-- BEGIN EXERCISE DATA --

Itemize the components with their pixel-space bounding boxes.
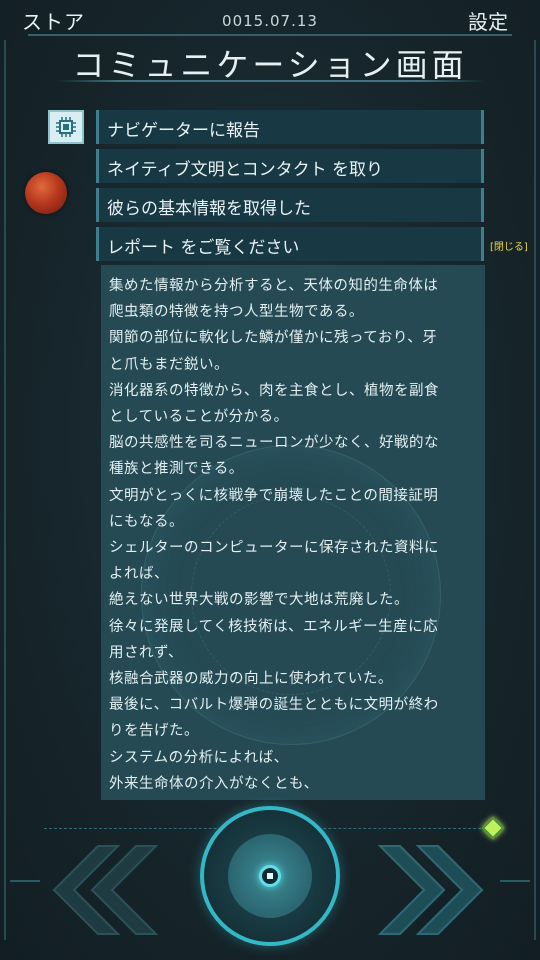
- ring-button-icon: [259, 865, 281, 887]
- report-line: 消化器系の特徴から、肉を主食とし、植物を副食: [109, 382, 439, 399]
- screen-frame: ストア 0015.07.13 設定 コミュニケーション画面 ナビゲーターに報告 …: [0, 0, 540, 960]
- report-line: 最後に、コバルト爆弾の誕生とともに文明が終わ: [109, 697, 439, 714]
- report-line: 関節の部位に軟化した鱗が僅かに残っており、牙: [109, 330, 438, 347]
- double-chevron-right-icon[interactable]: [378, 842, 488, 938]
- report-panel[interactable]: 集めた情報から分析すると、天体の知的生命体は 爬虫類の特徴を持つ人型生物である。…: [101, 265, 485, 800]
- report-line: システムの分析によれば、: [109, 749, 289, 766]
- report-line: 徐々に発展してく核技術は、エネルギー生産に応: [109, 618, 439, 635]
- planet-icon: [25, 172, 67, 214]
- title-divider: [56, 80, 484, 82]
- report-line: と爪もまだ鋭い。: [109, 356, 229, 373]
- report-line: 集めた情報から分析すると、天体の知的生命体は: [109, 278, 439, 294]
- report-line: 用されず、: [109, 644, 183, 661]
- message-bubble: ナビゲーターに報告: [96, 110, 484, 144]
- report-line: シェルターのコンピューターに保存された資料に: [109, 540, 439, 557]
- report-line: 脳の共感性を司るニューロンが少なく、好戦的な: [109, 435, 439, 452]
- message-text: 彼らの基本情報を取得した: [107, 199, 311, 219]
- bottom-deco-left: [10, 880, 40, 882]
- bottom-deco-right: [500, 880, 530, 882]
- report-line: 絶えない世界大戦の影響で大地は荒廃した。: [109, 592, 409, 609]
- double-chevron-left-icon[interactable]: [48, 842, 158, 938]
- top-bar: ストア 0015.07.13 設定: [0, 0, 540, 40]
- message-text: レポート をご覧ください: [107, 238, 300, 258]
- frame-border-right: [534, 40, 536, 940]
- report-line: 核融合武器の威力の向上に使われていた。: [109, 671, 393, 688]
- frame-border-left: [4, 40, 6, 940]
- report-line: 爬虫類の特徴を持つ人型生物である。: [109, 304, 364, 321]
- ring-inner: [228, 834, 312, 918]
- center-action-button[interactable]: [200, 806, 340, 946]
- report-line: 文明がとっくに核戦争で崩壊したことの間接証明: [109, 487, 439, 504]
- settings-button[interactable]: 設定: [468, 6, 508, 35]
- report-line: にもなる。: [109, 513, 184, 530]
- diamond-gem-icon[interactable]: [481, 816, 505, 840]
- close-report-link[interactable]: [閉じる]: [490, 238, 528, 253]
- report-line: 外来生命体の介入がなくとも、: [109, 775, 319, 792]
- message-text: ネイティブ文明とコンタクト を取り: [107, 160, 384, 180]
- report-line: としていることが分かる。: [109, 409, 289, 426]
- report-line: りを告げた。: [109, 723, 199, 740]
- game-date: 0015.07.13: [222, 12, 318, 30]
- top-divider: [28, 34, 512, 36]
- report-text: 集めた情報から分析すると、天体の知的生命体は 爬虫類の特徴を持つ人型生物である。…: [109, 273, 477, 797]
- message-bubble: レポート をご覧ください: [96, 227, 484, 261]
- report-line: 種族と推測できる。: [109, 461, 244, 478]
- message-bubble: 彼らの基本情報を取得した: [96, 188, 484, 222]
- navigator-avatar: [48, 110, 84, 144]
- report-line: よれば、: [109, 566, 169, 583]
- message-text: ナビゲーターに報告: [107, 121, 260, 141]
- ring-core-dot: [267, 873, 273, 879]
- message-bubble: ネイティブ文明とコンタクト を取り: [96, 149, 484, 183]
- chip-icon: [56, 117, 76, 137]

-- END EXERCISE DATA --

■ **EXERCISE REQUIREMENTS**: Pick out and copy every line of the material that contains the string "彼らの基本情報を取得した". Case counts.

■ **TASK RESPONSE**:
- message-text: 彼らの基本情報を取得した: [107, 199, 311, 219]
- message-bubble: 彼らの基本情報を取得した: [96, 188, 484, 222]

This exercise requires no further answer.